**DESCRIPTION OF THE TASK**
Go through the material and write it all out exactly, minus the pictures.

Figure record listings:
[START]

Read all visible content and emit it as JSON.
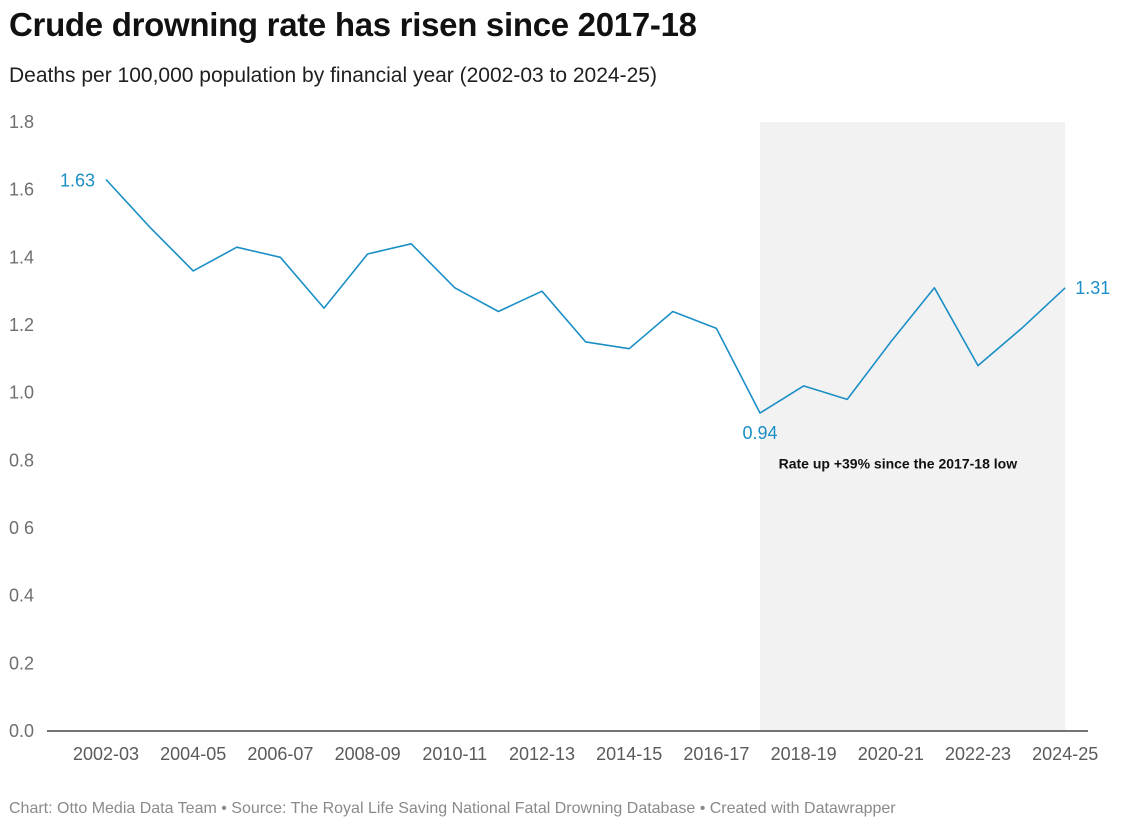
{
  "title": "Crude drowning rate has risen since 2017-18",
  "subtitle": "Deaths per 100,000 population by financial year (2002-03 to 2024-25)",
  "footer": "Chart: Otto Media Data Team • Source: The Royal Life Saving National Fatal Drowning Database • Created with Datawrapper",
  "chart_data": {
    "type": "line",
    "title": "Crude drowning rate has risen since 2017-18",
    "subtitle": "Deaths per 100,000 population by financial year (2002-03 to 2024-25)",
    "xlabel": "",
    "ylabel": "",
    "ylim": [
      0,
      1.8
    ],
    "yticks": [
      "0.0",
      "0.2",
      "0.4",
      "0 6",
      "0.8",
      "1.0",
      "1.2",
      "1.4",
      "1.6",
      "1.8"
    ],
    "categories": [
      "2002-03",
      "2003-04",
      "2004-05",
      "2005-06",
      "2006-07",
      "2007-08",
      "2008-09",
      "2009-10",
      "2010-11",
      "2011-12",
      "2012-13",
      "2013-14",
      "2014-15",
      "2015-16",
      "2016-17",
      "2017-18",
      "2018-19",
      "2019-20",
      "2020-21",
      "2021-22",
      "2022-23",
      "2023-24",
      "2024-25"
    ],
    "xtick_labels": [
      "2002-03",
      "2004-05",
      "2006-07",
      "2008-09",
      "2010-11",
      "2012-13",
      "2014-15",
      "2016-17",
      "2018-19",
      "2020-21",
      "2022-23",
      "2024-25"
    ],
    "series": [
      {
        "values": [
          1.63,
          1.49,
          1.36,
          1.43,
          1.4,
          1.25,
          1.41,
          1.44,
          1.31,
          1.24,
          1.3,
          1.15,
          1.13,
          1.24,
          1.19,
          0.94,
          1.02,
          0.98,
          1.15,
          1.31,
          1.08,
          1.19,
          1.31
        ],
        "color": "#1b8fc6"
      }
    ],
    "data_labels": [
      {
        "category": "2002-03",
        "text": "1.63",
        "side": "left"
      },
      {
        "category": "2017-18",
        "text": "0.94",
        "side": "below"
      },
      {
        "category": "2024-25",
        "text": "1.31",
        "side": "right"
      }
    ],
    "highlight_range": {
      "from": "2017-18",
      "to": "2024-25",
      "color": "#f2f2f2"
    },
    "annotation": {
      "text": "Rate up +39% since the 2017-18 low",
      "category": "2018-19",
      "y": 0.79
    },
    "grid": false,
    "legend": "none"
  }
}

[END]

**SOLUTION TO THIS EXERCISE**
Read all visible content and emit it as JSON.
{
  "title": "Crude drowning rate has risen since 2017-18",
  "subtitle": "Deaths per 100,000 population by financial year (2002-03 to 2024-25)",
  "footer": "Chart: Otto Media Data Team • Source: The Royal Life Saving National Fatal Drowning Database • Created with Datawrapper",
  "chart_data": {
    "type": "line",
    "title": "Crude drowning rate has risen since 2017-18",
    "subtitle": "Deaths per 100,000 population by financial year (2002-03 to 2024-25)",
    "xlabel": "",
    "ylabel": "",
    "ylim": [
      0,
      1.8
    ],
    "yticks": [
      "0.0",
      "0.2",
      "0.4",
      "0 6",
      "0.8",
      "1.0",
      "1.2",
      "1.4",
      "1.6",
      "1.8"
    ],
    "categories": [
      "2002-03",
      "2003-04",
      "2004-05",
      "2005-06",
      "2006-07",
      "2007-08",
      "2008-09",
      "2009-10",
      "2010-11",
      "2011-12",
      "2012-13",
      "2013-14",
      "2014-15",
      "2015-16",
      "2016-17",
      "2017-18",
      "2018-19",
      "2019-20",
      "2020-21",
      "2021-22",
      "2022-23",
      "2023-24",
      "2024-25"
    ],
    "xtick_labels": [
      "2002-03",
      "2004-05",
      "2006-07",
      "2008-09",
      "2010-11",
      "2012-13",
      "2014-15",
      "2016-17",
      "2018-19",
      "2020-21",
      "2022-23",
      "2024-25"
    ],
    "series": [
      {
        "values": [
          1.63,
          1.49,
          1.36,
          1.43,
          1.4,
          1.25,
          1.41,
          1.44,
          1.31,
          1.24,
          1.3,
          1.15,
          1.13,
          1.24,
          1.19,
          0.94,
          1.02,
          0.98,
          1.15,
          1.31,
          1.08,
          1.19,
          1.31
        ],
        "color": "#1b8fc6"
      }
    ],
    "data_labels": [
      {
        "category": "2002-03",
        "text": "1.63",
        "side": "left"
      },
      {
        "category": "2017-18",
        "text": "0.94",
        "side": "below"
      },
      {
        "category": "2024-25",
        "text": "1.31",
        "side": "right"
      }
    ],
    "highlight_range": {
      "from": "2017-18",
      "to": "2024-25",
      "color": "#f2f2f2"
    },
    "annotation": {
      "text": "Rate up +39% since the 2017-18 low",
      "category": "2018-19",
      "y": 0.79
    },
    "grid": false,
    "legend": "none"
  }
}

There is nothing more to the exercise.